Can you give all the records again without altering a single character?
-- Start EXTRACTED RECORDS --
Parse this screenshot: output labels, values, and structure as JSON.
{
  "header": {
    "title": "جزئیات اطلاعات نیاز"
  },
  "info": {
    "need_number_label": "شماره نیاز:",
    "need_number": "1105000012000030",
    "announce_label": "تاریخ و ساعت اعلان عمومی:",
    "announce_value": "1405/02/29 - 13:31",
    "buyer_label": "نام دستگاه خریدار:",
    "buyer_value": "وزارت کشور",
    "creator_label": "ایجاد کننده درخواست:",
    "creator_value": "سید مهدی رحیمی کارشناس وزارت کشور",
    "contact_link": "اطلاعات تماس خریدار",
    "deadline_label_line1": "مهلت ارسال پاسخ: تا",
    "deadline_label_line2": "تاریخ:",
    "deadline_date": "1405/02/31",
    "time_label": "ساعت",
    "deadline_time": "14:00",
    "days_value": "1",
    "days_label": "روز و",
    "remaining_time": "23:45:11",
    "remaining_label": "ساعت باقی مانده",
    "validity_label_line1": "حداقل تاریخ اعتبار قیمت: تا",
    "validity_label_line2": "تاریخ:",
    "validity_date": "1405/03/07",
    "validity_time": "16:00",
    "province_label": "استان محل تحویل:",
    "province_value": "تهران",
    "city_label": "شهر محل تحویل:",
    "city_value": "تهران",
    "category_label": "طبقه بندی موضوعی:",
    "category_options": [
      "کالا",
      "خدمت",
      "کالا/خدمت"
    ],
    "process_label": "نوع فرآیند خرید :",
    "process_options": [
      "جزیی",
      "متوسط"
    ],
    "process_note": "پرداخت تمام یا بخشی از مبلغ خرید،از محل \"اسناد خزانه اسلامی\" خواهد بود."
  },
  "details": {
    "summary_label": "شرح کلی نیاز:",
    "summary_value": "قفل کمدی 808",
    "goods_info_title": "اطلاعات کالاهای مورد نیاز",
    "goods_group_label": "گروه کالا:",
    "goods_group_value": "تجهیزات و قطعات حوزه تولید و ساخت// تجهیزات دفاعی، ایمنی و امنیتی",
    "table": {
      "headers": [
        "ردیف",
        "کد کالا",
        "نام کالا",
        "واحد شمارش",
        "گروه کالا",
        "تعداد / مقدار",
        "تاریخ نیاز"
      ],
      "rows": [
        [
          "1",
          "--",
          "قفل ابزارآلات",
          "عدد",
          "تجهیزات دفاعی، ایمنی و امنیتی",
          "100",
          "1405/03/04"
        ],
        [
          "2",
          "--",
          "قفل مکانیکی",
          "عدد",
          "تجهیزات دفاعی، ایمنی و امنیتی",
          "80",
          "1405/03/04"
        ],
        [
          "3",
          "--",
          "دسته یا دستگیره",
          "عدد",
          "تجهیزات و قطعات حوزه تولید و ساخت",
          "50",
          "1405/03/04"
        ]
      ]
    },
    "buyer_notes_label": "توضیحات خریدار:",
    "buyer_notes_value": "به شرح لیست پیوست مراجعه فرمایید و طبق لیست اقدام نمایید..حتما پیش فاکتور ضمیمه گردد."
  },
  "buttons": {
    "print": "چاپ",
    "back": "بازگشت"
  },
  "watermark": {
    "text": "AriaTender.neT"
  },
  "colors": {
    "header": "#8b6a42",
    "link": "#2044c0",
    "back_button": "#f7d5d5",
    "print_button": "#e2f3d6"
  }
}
-- End EXTRACTED RECORDS --
TASK SOLUTION
Parse this screenshot: output labels, values, and structure as JSON.
{
  "header": {
    "title": "جزئیات اطلاعات نیاز"
  },
  "info": {
    "need_number_label": "شماره نیاز:",
    "need_number": "1105000012000030",
    "announce_label": "تاریخ و ساعت اعلان عمومی:",
    "announce_value": "1405/02/29 - 13:31",
    "buyer_label": "نام دستگاه خریدار:",
    "buyer_value": "وزارت کشور",
    "creator_label": "ایجاد کننده درخواست:",
    "creator_value": "سید مهدی رحیمی کارشناس وزارت کشور",
    "contact_link": "اطلاعات تماس خریدار",
    "deadline_label_line1": "مهلت ارسال پاسخ: تا",
    "deadline_label_line2": "تاریخ:",
    "deadline_date": "1405/02/31",
    "time_label": "ساعت",
    "deadline_time": "14:00",
    "days_value": "1",
    "days_label": "روز و",
    "remaining_time": "23:45:11",
    "remaining_label": "ساعت باقی مانده",
    "validity_label_line1": "حداقل تاریخ اعتبار قیمت: تا",
    "validity_label_line2": "تاریخ:",
    "validity_date": "1405/03/07",
    "validity_time": "16:00",
    "province_label": "استان محل تحویل:",
    "province_value": "تهران",
    "city_label": "شهر محل تحویل:",
    "city_value": "تهران",
    "category_label": "طبقه بندی موضوعی:",
    "category_options": [
      "کالا",
      "خدمت",
      "کالا/خدمت"
    ],
    "process_label": "نوع فرآیند خرید :",
    "process_options": [
      "جزیی",
      "متوسط"
    ],
    "process_note": "پرداخت تمام یا بخشی از مبلغ خرید،از محل \"اسناد خزانه اسلامی\" خواهد بود."
  },
  "details": {
    "summary_label": "شرح کلی نیاز:",
    "summary_value": "قفل کمدی 808",
    "goods_info_title": "اطلاعات کالاهای مورد نیاز",
    "goods_group_label": "گروه کالا:",
    "goods_group_value": "تجهیزات و قطعات حوزه تولید و ساخت// تجهیزات دفاعی، ایمنی و امنیتی",
    "table": {
      "headers": [
        "ردیف",
        "کد کالا",
        "نام کالا",
        "واحد شمارش",
        "گروه کالا",
        "تعداد / مقدار",
        "تاریخ نیاز"
      ],
      "rows": [
        [
          "1",
          "--",
          "قفل ابزارآلات",
          "عدد",
          "تجهیزات دفاعی، ایمنی و امنیتی",
          "100",
          "1405/03/04"
        ],
        [
          "2",
          "--",
          "قفل مکانیکی",
          "عدد",
          "تجهیزات دفاعی، ایمنی و امنیتی",
          "80",
          "1405/03/04"
        ],
        [
          "3",
          "--",
          "دسته یا دستگیره",
          "عدد",
          "تجهیزات و قطعات حوزه تولید و ساخت",
          "50",
          "1405/03/04"
        ]
      ]
    },
    "buyer_notes_label": "توضیحات خریدار:",
    "buyer_notes_value": "به شرح لیست پیوست مراجعه فرمایید و طبق لیست اقدام نمایید..حتما پیش فاکتور ضمیمه گردد."
  },
  "buttons": {
    "print": "چاپ",
    "back": "بازگشت"
  },
  "watermark": {
    "text": "AriaTender.neT"
  },
  "colors": {
    "header": "#8b6a42",
    "link": "#2044c0",
    "back_button": "#f7d5d5",
    "print_button": "#e2f3d6"
  }
}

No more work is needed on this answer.